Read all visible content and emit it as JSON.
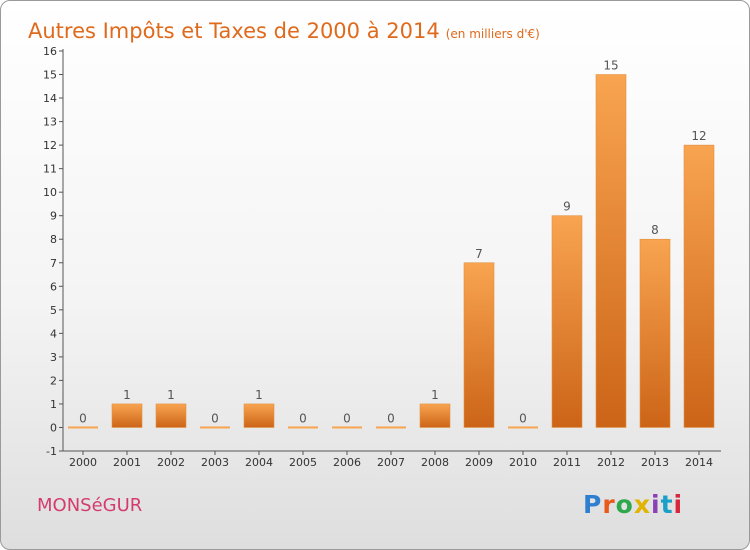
{
  "header": {
    "title": "Autres Impôts et Taxes de 2000 à 2014",
    "unit": "(en milliers d'€)"
  },
  "footer": {
    "commune": "MONSéGUR",
    "brand": "Proxiti"
  },
  "colors": {
    "title": "#e06a1c",
    "commune": "#d43c6e",
    "bar_light": "#f8a450",
    "bar_dark": "#cc6418"
  },
  "chart_data": {
    "type": "bar",
    "categories": [
      "2000",
      "2001",
      "2002",
      "2003",
      "2004",
      "2005",
      "2006",
      "2007",
      "2008",
      "2009",
      "2010",
      "2011",
      "2012",
      "2013",
      "2014"
    ],
    "values": [
      0,
      1,
      1,
      0,
      1,
      0,
      0,
      0,
      1,
      7,
      0,
      9,
      15,
      8,
      12
    ],
    "data_labels": [
      "0",
      "1",
      "1",
      "0",
      "1",
      "0",
      "0",
      "0",
      "1",
      "7",
      "0",
      "9",
      "15",
      "8",
      "12"
    ],
    "ylim": [
      -1,
      16
    ],
    "yticks": [
      -1,
      0,
      1,
      2,
      3,
      4,
      5,
      6,
      7,
      8,
      9,
      10,
      11,
      12,
      13,
      14,
      15,
      16
    ],
    "grid": false,
    "legend": "none"
  }
}
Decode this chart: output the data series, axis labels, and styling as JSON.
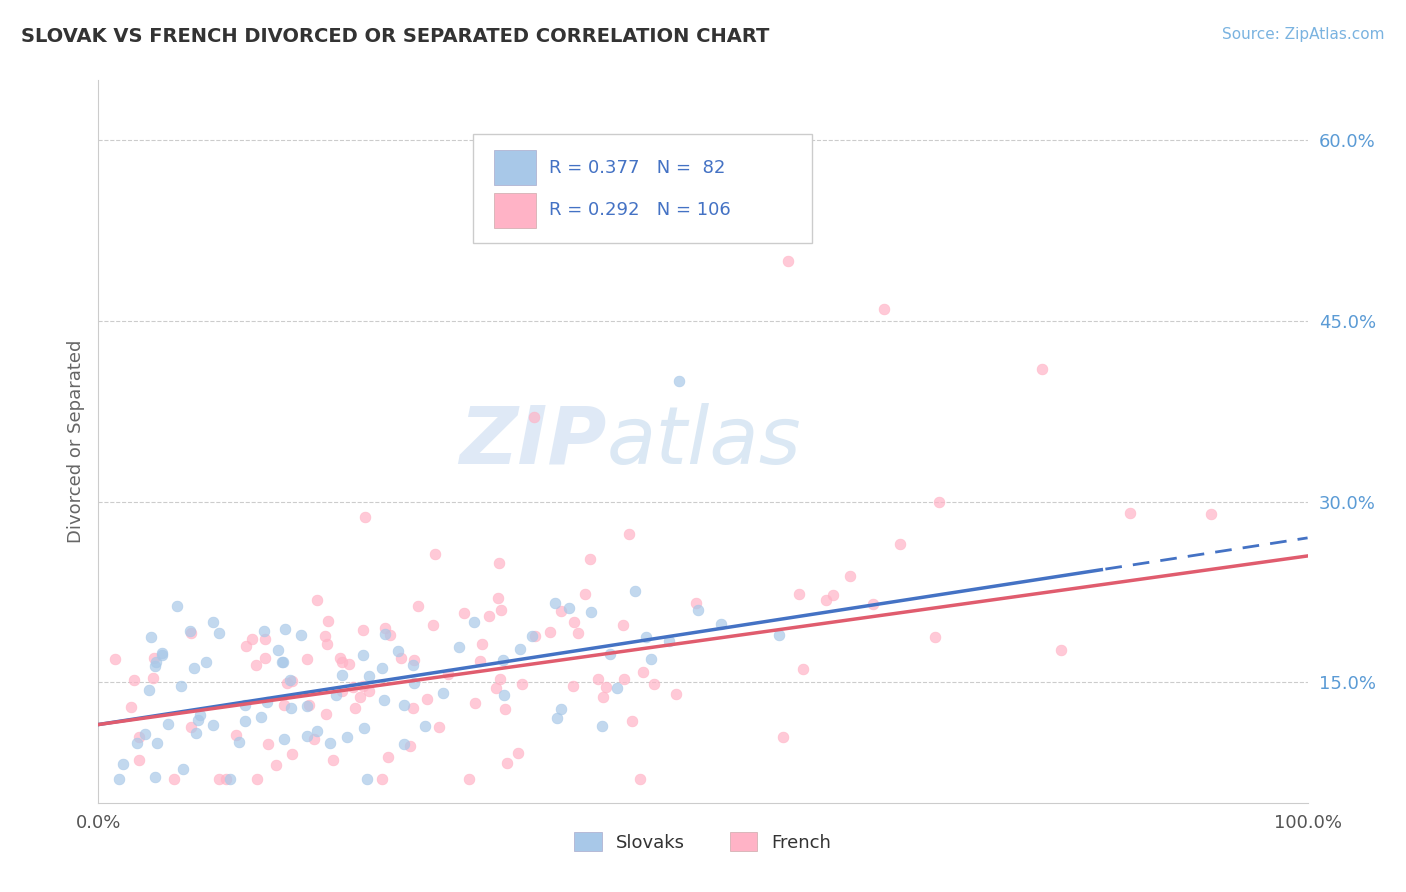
{
  "title": "SLOVAK VS FRENCH DIVORCED OR SEPARATED CORRELATION CHART",
  "source": "Source: ZipAtlas.com",
  "ylabel": "Divorced or Separated",
  "xlim": [
    0.0,
    1.0
  ],
  "ylim": [
    0.05,
    0.65
  ],
  "yticks": [
    0.15,
    0.3,
    0.45,
    0.6
  ],
  "xticks": [
    0.0,
    1.0
  ],
  "xtick_labels": [
    "0.0%",
    "100.0%"
  ],
  "slovak_scatter_color": "#a8c8e8",
  "french_scatter_color": "#ffb3c6",
  "trend_slovak_color": "#4472c4",
  "trend_french_color": "#e05c6e",
  "legend_bottom_slovak": "Slovaks",
  "legend_bottom_french": "French",
  "watermark_zip": "ZIP",
  "watermark_atlas": "atlas",
  "slovak_N": 82,
  "french_N": 106,
  "background_color": "#ffffff",
  "grid_color": "#cccccc",
  "title_color": "#333333",
  "axis_label_color": "#666666",
  "tick_color_right": "#5b9bd5",
  "right_ytick_labels": [
    "15.0%",
    "30.0%",
    "45.0%",
    "60.0%"
  ],
  "right_yticks": [
    0.15,
    0.3,
    0.45,
    0.6
  ],
  "legend_text_color": "#4472c4",
  "source_color": "#7ab3e0"
}
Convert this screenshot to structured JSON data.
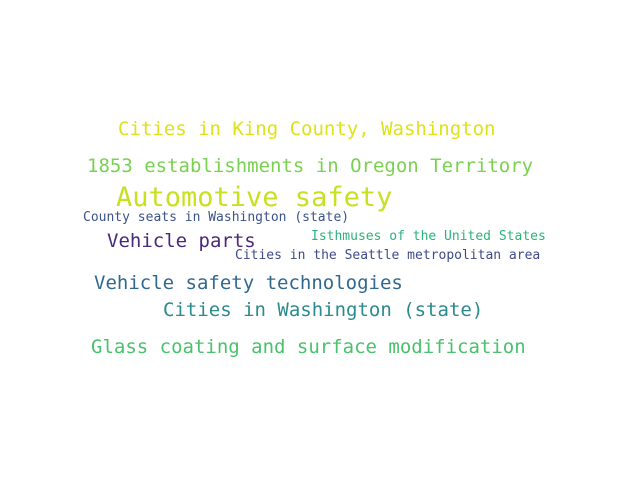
{
  "words": [
    {
      "text": "Cities in King County, Washington",
      "color": "#dde318"
    },
    {
      "text": "1853 establishments in Oregon Territory",
      "color": "#7ad151"
    },
    {
      "text": "Automotive safety",
      "color": "#c8e020"
    },
    {
      "text": "County seats in Washington (state)",
      "color": "#3b528b"
    },
    {
      "text": "Vehicle parts",
      "color": "#482878"
    },
    {
      "text": "Isthmuses of the United States",
      "color": "#2db27d"
    },
    {
      "text": "Cities in the Seattle metropolitan area",
      "color": "#3e4a89"
    },
    {
      "text": "Vehicle safety technologies",
      "color": "#31688e"
    },
    {
      "text": "Cities in Washington (state)",
      "color": "#2a8a8c"
    },
    {
      "text": "Glass coating and surface modification",
      "color": "#4ac16d"
    }
  ]
}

########################################

Repeat the material above in full and unchanged, minus its images.

Read all visible content and emit it as JSON.
{
  "header": {
    "title": "Autres Impôts et Taxes de 2000 à 2014",
    "unit": "(en milliers d'€)"
  },
  "footer": {
    "commune": "MONSéGUR",
    "brand": "Proxiti"
  },
  "colors": {
    "title": "#e06a1c",
    "commune": "#d43c6e",
    "bar_light": "#f8a450",
    "bar_dark": "#cc6418"
  },
  "chart_data": {
    "type": "bar",
    "categories": [
      "2000",
      "2001",
      "2002",
      "2003",
      "2004",
      "2005",
      "2006",
      "2007",
      "2008",
      "2009",
      "2010",
      "2011",
      "2012",
      "2013",
      "2014"
    ],
    "values": [
      0,
      1,
      1,
      0,
      1,
      0,
      0,
      0,
      1,
      7,
      0,
      9,
      15,
      8,
      12
    ],
    "data_labels": [
      "0",
      "1",
      "1",
      "0",
      "1",
      "0",
      "0",
      "0",
      "1",
      "7",
      "0",
      "9",
      "15",
      "8",
      "12"
    ],
    "ylim": [
      -1,
      16
    ],
    "yticks": [
      -1,
      0,
      1,
      2,
      3,
      4,
      5,
      6,
      7,
      8,
      9,
      10,
      11,
      12,
      13,
      14,
      15,
      16
    ],
    "grid": false,
    "legend": "none"
  }
}
Decode this chart: output the data series, axis labels, and styling as JSON.
{
  "title": "SLOVAK VS FRENCH DIVORCED OR SEPARATED CORRELATION CHART",
  "source": "Source: ZipAtlas.com",
  "ylabel": "Divorced or Separated",
  "xlim": [
    0.0,
    1.0
  ],
  "ylim": [
    0.05,
    0.65
  ],
  "yticks": [
    0.15,
    0.3,
    0.45,
    0.6
  ],
  "xticks": [
    0.0,
    1.0
  ],
  "xtick_labels": [
    "0.0%",
    "100.0%"
  ],
  "slovak_scatter_color": "#a8c8e8",
  "french_scatter_color": "#ffb3c6",
  "trend_slovak_color": "#4472c4",
  "trend_french_color": "#e05c6e",
  "legend_bottom_slovak": "Slovaks",
  "legend_bottom_french": "French",
  "watermark_zip": "ZIP",
  "watermark_atlas": "atlas",
  "slovak_N": 82,
  "french_N": 106,
  "background_color": "#ffffff",
  "grid_color": "#cccccc",
  "title_color": "#333333",
  "axis_label_color": "#666666",
  "tick_color_right": "#5b9bd5",
  "right_ytick_labels": [
    "15.0%",
    "30.0%",
    "45.0%",
    "60.0%"
  ],
  "right_yticks": [
    0.15,
    0.3,
    0.45,
    0.6
  ],
  "legend_text_color": "#4472c4",
  "source_color": "#7ab3e0"
}
Convert this screenshot to structured JSON data.
{
  "words": [
    {
      "text": "Cities in King County, Washington",
      "color": "#dde318"
    },
    {
      "text": "1853 establishments in Oregon Territory",
      "color": "#7ad151"
    },
    {
      "text": "Automotive safety",
      "color": "#c8e020"
    },
    {
      "text": "County seats in Washington (state)",
      "color": "#3b528b"
    },
    {
      "text": "Vehicle parts",
      "color": "#482878"
    },
    {
      "text": "Isthmuses of the United States",
      "color": "#2db27d"
    },
    {
      "text": "Cities in the Seattle metropolitan area",
      "color": "#3e4a89"
    },
    {
      "text": "Vehicle safety technologies",
      "color": "#31688e"
    },
    {
      "text": "Cities in Washington (state)",
      "color": "#2a8a8c"
    },
    {
      "text": "Glass coating and surface modification",
      "color": "#4ac16d"
    }
  ]
}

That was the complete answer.